[Collected data]
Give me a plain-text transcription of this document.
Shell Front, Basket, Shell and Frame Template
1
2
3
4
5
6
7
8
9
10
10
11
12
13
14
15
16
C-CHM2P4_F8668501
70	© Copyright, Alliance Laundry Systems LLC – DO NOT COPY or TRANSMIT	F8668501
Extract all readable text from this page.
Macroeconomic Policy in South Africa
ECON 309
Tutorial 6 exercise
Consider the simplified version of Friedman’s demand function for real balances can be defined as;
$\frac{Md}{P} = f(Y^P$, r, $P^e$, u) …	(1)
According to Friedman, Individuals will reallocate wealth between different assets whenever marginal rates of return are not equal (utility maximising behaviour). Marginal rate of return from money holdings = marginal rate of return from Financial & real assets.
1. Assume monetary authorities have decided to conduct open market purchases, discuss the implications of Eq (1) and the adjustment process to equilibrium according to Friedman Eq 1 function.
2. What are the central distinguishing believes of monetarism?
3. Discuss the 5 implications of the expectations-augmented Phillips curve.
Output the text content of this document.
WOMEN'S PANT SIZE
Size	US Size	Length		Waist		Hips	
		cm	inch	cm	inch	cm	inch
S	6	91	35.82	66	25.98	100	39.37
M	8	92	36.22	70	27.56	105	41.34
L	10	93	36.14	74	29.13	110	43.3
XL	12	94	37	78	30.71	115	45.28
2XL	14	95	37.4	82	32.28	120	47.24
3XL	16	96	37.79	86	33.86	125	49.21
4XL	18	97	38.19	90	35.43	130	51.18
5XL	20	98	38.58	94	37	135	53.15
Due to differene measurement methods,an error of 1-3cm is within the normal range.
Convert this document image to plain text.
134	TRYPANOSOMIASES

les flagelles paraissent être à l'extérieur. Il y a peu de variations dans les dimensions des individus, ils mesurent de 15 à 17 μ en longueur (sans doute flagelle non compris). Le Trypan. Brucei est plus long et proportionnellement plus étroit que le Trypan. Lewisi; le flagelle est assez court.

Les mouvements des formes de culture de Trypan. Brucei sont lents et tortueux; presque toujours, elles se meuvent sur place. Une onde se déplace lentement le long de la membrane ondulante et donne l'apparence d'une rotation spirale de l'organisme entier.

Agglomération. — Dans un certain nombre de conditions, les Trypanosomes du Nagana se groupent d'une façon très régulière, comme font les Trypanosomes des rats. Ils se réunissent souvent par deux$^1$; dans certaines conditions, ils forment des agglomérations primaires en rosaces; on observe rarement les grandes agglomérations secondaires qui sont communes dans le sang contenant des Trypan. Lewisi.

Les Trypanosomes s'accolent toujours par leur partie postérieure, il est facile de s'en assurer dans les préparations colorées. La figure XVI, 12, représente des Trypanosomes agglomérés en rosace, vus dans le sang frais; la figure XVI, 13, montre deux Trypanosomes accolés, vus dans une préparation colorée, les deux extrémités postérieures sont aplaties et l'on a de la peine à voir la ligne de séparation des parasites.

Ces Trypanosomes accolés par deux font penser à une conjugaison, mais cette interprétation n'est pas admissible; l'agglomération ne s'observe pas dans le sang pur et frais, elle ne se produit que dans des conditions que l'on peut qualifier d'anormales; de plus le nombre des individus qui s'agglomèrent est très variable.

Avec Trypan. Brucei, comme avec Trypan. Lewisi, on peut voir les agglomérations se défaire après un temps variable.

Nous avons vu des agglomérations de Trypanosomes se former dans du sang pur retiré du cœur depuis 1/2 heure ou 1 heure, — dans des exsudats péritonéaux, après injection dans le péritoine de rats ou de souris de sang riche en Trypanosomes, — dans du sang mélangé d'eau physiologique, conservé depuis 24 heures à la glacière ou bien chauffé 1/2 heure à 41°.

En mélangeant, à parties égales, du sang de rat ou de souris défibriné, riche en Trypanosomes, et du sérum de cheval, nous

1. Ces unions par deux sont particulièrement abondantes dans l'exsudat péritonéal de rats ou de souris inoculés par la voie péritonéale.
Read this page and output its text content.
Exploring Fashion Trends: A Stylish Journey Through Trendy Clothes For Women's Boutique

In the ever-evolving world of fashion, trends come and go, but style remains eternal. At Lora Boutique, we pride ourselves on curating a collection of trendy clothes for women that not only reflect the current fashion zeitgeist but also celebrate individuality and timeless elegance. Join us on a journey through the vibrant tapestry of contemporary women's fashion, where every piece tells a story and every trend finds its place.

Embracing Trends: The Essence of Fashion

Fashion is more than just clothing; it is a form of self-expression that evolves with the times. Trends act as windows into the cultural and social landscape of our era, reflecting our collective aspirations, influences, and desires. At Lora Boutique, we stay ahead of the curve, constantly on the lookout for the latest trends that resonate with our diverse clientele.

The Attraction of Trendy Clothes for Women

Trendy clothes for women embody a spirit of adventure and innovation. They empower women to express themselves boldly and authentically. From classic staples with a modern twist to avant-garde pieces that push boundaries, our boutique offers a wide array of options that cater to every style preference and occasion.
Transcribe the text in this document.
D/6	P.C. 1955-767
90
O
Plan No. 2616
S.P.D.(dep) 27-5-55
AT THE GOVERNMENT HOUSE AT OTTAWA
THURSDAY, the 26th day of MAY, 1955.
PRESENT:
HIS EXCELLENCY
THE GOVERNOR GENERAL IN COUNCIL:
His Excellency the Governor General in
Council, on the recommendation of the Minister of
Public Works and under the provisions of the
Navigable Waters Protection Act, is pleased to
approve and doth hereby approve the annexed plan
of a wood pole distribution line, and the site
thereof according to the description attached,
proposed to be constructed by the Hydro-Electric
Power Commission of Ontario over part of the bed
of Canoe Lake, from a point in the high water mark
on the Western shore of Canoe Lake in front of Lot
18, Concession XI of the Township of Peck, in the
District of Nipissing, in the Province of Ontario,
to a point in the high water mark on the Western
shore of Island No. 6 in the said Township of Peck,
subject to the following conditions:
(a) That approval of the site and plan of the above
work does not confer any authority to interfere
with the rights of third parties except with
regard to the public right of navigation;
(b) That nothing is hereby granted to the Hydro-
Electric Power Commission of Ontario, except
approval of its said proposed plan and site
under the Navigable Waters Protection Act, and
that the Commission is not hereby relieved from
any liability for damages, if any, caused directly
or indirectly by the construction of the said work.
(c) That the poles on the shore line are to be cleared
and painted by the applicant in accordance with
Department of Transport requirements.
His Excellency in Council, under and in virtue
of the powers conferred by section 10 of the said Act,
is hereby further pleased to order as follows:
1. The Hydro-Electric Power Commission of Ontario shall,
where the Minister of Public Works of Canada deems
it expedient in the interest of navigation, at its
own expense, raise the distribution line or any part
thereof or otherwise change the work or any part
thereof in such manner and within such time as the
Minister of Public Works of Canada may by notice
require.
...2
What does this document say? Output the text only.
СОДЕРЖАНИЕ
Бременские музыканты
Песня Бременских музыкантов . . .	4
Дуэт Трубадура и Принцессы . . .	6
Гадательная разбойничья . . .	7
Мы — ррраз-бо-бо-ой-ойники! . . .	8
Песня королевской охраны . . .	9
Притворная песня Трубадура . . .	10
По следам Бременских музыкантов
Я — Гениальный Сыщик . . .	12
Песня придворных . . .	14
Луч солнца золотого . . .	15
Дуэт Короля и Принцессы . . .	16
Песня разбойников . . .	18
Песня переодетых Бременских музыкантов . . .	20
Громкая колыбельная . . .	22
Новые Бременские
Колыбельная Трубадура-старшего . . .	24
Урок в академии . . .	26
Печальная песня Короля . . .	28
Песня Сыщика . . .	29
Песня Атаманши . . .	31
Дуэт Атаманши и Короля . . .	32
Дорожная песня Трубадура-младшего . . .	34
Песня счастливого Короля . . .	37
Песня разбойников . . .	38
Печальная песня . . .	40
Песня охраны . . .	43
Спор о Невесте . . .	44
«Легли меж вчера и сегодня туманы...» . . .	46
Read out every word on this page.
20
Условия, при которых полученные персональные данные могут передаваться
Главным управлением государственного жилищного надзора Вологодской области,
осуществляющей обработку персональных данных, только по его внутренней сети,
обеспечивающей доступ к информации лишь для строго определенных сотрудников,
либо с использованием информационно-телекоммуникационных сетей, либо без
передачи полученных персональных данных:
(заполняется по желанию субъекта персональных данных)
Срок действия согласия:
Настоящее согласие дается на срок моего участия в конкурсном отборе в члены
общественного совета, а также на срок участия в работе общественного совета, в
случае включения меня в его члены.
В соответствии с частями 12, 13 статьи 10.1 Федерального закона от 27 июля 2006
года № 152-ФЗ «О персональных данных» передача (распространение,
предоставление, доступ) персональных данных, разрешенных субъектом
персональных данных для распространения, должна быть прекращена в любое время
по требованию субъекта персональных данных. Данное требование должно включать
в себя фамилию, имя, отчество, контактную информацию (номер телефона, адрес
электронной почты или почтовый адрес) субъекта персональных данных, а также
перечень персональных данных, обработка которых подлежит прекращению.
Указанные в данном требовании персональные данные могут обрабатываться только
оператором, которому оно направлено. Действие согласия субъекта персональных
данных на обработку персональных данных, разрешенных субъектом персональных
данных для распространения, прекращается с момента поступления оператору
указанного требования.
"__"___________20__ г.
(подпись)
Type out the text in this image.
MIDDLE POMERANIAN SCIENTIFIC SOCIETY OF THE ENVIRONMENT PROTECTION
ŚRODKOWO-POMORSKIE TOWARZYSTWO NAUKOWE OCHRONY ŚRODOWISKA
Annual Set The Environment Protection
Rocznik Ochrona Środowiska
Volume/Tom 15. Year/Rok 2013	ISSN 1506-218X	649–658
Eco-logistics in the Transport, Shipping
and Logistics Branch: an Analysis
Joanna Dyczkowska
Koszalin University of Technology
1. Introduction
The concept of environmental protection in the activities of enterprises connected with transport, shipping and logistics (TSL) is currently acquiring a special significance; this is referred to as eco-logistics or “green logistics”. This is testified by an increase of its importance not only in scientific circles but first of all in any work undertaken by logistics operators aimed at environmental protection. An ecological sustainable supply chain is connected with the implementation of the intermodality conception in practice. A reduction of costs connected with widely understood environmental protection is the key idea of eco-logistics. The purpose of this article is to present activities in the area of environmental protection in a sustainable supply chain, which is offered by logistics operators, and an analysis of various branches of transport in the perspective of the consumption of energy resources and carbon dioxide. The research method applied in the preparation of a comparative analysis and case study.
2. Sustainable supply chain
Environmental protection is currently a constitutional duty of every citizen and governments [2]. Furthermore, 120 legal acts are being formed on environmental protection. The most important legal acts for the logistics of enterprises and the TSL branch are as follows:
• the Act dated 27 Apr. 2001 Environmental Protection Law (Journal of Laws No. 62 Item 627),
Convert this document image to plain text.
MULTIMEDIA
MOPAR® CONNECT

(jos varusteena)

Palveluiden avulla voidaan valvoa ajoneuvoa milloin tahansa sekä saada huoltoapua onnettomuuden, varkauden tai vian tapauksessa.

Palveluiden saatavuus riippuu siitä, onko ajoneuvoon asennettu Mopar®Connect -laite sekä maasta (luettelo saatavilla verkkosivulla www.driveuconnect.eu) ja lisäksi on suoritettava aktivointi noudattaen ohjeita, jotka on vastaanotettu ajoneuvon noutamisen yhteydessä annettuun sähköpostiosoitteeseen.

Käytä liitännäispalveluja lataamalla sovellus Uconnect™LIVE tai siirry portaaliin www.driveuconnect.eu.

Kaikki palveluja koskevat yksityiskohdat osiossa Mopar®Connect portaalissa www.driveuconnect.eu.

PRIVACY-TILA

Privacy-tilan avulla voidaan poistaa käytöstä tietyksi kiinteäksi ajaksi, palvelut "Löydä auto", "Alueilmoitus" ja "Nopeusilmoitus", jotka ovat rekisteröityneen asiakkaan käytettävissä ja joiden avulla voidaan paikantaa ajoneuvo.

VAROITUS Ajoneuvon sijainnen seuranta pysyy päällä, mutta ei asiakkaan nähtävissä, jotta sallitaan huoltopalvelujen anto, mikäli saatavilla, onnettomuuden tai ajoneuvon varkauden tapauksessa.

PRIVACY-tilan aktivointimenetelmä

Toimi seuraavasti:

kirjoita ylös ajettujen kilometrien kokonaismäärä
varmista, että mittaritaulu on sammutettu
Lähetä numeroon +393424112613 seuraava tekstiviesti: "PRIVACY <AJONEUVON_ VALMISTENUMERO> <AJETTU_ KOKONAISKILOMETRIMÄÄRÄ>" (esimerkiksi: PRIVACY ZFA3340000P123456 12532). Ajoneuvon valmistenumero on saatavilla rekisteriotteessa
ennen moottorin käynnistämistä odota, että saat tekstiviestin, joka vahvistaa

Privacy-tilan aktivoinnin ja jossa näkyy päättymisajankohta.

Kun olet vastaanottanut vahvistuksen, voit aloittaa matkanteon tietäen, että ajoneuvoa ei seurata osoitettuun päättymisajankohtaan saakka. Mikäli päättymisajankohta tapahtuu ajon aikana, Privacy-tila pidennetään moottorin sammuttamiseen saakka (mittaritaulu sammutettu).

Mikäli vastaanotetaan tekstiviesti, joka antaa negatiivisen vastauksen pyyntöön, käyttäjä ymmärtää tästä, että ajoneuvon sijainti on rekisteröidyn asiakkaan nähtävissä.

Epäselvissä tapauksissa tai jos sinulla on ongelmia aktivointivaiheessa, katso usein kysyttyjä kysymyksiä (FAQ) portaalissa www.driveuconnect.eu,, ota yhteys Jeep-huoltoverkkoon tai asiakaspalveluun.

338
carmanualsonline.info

INSTRUCTIONS FOR THE TASK: Looking at the records above, say how many lines hold the string "Brucei". Write nothing but the number.

ANSWER IN FULL: 3